**TASK STATEMENT**
Count how many lines mention the word "dash". Write that number alone.

**INPUT FOR THIS TASK**
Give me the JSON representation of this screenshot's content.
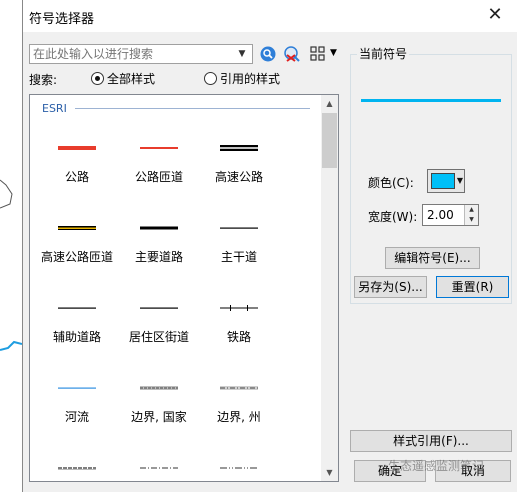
{
  "window": {
    "title": "符号选择器",
    "close_glyph": "✕"
  },
  "search": {
    "placeholder": "在此处输入以进行搜索"
  },
  "scope": {
    "label": "搜索:",
    "options": [
      {
        "label": "全部样式",
        "selected": true
      },
      {
        "label": "引用的样式",
        "selected": false
      }
    ]
  },
  "gallery": {
    "group_title": "ESRI",
    "symbols": [
      {
        "label": "公路",
        "style": "red-thick"
      },
      {
        "label": "公路匝道",
        "style": "red-thin"
      },
      {
        "label": "高速公路",
        "style": "double"
      },
      {
        "label": "高速公路匝道",
        "style": "yellow-black"
      },
      {
        "label": "主要道路",
        "style": "black-thick"
      },
      {
        "label": "主干道",
        "style": "black-thin"
      },
      {
        "label": "辅助道路",
        "style": "black-thin"
      },
      {
        "label": "居住区街道",
        "style": "black-thin"
      },
      {
        "label": "铁路",
        "style": "railroad"
      },
      {
        "label": "河流",
        "style": "blue-thin"
      },
      {
        "label": "边界, 国家",
        "style": "gray-dash"
      },
      {
        "label": "边界, 州",
        "style": "gray-dash"
      },
      {
        "label": "",
        "style": "dash-dot"
      },
      {
        "label": "",
        "style": "dash-dot2"
      },
      {
        "label": "",
        "style": "dash-dot3"
      }
    ]
  },
  "current_symbol": {
    "group_title": "当前符号",
    "color_label": "颜色(C):",
    "color_value": "#00c0f8",
    "width_label": "宽度(W):",
    "width_value": "2.00",
    "edit_button": "编辑符号(E)...",
    "save_as_button": "另存为(S)...",
    "reset_button": "重置(R)"
  },
  "footer": {
    "style_ref_button": "样式引用(F)...",
    "ok_button": "确定",
    "cancel_button": "取消"
  },
  "watermark": "生态遥感监测笔记"
}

**ANSWER TO THIS EXERCISE**
5